* **Problem**
Copy all lines that contain the word "chevron".

* **Extracted entries**
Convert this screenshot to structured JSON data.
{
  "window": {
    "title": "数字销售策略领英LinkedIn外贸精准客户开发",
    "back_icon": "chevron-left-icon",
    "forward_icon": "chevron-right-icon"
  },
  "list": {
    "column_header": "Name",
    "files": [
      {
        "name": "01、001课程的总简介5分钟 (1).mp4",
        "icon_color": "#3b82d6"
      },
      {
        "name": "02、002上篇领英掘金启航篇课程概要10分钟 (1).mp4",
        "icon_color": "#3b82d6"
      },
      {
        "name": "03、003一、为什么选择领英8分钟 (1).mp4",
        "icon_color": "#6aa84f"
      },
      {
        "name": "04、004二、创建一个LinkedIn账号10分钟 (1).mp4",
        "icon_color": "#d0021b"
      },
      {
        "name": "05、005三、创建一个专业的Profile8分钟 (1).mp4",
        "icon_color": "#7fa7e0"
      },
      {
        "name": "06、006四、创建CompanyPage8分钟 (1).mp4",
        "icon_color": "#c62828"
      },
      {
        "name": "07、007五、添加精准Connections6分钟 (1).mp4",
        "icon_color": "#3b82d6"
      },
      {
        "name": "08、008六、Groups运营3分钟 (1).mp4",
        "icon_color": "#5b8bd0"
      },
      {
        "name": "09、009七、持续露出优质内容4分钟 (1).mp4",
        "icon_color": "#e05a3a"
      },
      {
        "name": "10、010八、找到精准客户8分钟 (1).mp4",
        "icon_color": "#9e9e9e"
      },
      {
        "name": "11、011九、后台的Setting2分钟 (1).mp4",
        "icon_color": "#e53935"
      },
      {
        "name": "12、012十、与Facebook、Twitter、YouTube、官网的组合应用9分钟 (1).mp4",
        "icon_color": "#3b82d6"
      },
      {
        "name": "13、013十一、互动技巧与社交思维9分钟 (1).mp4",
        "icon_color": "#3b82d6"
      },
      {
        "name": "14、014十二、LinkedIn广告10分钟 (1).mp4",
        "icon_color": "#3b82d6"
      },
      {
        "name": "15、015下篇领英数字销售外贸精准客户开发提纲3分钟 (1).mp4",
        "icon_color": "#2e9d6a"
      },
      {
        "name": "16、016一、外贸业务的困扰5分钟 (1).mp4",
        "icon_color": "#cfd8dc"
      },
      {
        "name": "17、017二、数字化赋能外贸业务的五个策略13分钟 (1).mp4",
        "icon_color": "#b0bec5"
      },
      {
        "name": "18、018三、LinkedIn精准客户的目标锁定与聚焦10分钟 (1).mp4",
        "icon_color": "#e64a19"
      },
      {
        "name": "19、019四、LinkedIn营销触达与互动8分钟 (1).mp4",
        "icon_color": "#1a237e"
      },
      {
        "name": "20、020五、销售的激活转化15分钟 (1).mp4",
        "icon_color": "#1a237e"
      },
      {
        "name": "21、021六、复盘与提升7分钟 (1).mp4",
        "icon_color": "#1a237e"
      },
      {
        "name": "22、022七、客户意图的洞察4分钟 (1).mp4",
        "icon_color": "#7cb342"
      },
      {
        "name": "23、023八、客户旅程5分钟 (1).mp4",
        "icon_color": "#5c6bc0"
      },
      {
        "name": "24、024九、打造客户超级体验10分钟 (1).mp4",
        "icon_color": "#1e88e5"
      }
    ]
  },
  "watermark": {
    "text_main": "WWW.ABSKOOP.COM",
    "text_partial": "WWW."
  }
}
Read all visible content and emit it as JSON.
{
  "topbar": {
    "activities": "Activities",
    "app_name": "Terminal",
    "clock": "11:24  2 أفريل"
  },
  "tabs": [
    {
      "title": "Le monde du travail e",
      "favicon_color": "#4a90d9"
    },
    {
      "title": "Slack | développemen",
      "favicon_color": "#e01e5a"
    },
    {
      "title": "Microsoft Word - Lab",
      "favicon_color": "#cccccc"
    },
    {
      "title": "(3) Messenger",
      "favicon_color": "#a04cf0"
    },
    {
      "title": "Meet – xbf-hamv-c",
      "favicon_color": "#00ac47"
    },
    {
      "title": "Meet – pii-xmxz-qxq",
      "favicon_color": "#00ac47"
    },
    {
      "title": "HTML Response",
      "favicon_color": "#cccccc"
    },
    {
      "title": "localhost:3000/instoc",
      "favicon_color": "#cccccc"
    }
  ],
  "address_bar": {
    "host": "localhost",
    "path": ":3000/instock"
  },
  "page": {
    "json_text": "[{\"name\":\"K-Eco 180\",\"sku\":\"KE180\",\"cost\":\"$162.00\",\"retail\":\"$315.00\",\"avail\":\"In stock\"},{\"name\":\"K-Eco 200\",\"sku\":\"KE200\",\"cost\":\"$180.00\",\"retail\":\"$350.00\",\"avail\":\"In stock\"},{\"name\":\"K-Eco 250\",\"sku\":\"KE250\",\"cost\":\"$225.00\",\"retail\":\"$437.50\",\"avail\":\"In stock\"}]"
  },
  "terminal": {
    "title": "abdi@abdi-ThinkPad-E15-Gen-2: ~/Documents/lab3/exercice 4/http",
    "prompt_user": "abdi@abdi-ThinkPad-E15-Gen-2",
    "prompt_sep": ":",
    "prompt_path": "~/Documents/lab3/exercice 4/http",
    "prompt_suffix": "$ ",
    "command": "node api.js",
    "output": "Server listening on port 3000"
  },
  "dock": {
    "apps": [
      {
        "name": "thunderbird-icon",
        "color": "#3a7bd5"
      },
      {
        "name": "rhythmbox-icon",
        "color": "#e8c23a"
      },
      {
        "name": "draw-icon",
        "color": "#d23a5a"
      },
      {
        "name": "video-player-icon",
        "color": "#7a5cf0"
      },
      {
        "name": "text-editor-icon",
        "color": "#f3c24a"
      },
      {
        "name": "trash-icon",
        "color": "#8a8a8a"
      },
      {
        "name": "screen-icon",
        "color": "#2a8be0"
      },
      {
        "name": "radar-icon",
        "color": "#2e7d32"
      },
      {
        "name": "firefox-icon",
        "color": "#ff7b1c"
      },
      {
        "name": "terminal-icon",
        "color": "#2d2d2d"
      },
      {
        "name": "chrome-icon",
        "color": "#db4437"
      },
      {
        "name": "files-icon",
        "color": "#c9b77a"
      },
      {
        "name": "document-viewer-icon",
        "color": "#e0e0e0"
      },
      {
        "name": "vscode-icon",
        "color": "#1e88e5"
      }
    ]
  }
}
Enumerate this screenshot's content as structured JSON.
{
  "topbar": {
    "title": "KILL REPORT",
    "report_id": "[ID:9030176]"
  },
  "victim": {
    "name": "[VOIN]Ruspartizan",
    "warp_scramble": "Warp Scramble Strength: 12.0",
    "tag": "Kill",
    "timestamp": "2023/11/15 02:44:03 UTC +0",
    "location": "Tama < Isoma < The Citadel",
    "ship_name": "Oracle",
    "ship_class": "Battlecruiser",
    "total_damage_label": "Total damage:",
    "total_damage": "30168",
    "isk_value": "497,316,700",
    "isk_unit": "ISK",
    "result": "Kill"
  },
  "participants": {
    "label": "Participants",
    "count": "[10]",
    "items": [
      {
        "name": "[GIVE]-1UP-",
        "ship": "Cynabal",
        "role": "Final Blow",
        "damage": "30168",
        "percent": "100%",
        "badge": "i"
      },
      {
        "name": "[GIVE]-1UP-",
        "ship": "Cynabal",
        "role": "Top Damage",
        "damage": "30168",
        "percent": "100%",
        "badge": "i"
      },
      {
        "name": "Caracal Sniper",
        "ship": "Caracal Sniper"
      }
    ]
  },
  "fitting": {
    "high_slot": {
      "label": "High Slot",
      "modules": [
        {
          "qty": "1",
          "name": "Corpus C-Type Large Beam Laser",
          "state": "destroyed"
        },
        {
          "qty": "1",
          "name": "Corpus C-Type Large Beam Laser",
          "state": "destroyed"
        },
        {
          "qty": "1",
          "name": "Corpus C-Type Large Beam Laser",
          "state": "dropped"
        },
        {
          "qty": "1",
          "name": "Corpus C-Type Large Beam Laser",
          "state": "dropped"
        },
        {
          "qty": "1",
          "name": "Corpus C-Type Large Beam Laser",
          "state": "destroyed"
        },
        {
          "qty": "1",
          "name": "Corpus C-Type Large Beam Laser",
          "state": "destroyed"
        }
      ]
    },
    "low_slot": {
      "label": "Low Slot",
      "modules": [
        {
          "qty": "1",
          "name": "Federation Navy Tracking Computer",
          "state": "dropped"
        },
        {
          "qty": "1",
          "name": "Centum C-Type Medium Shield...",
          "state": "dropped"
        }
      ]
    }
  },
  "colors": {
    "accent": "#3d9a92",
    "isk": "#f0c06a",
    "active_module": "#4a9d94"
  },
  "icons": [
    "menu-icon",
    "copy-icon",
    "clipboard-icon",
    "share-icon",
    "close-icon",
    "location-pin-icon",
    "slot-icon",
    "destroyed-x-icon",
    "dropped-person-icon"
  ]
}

* **Solved problem**
    "back_icon": "chevron-left-icon",
    "forward_icon": "chevron-right-icon"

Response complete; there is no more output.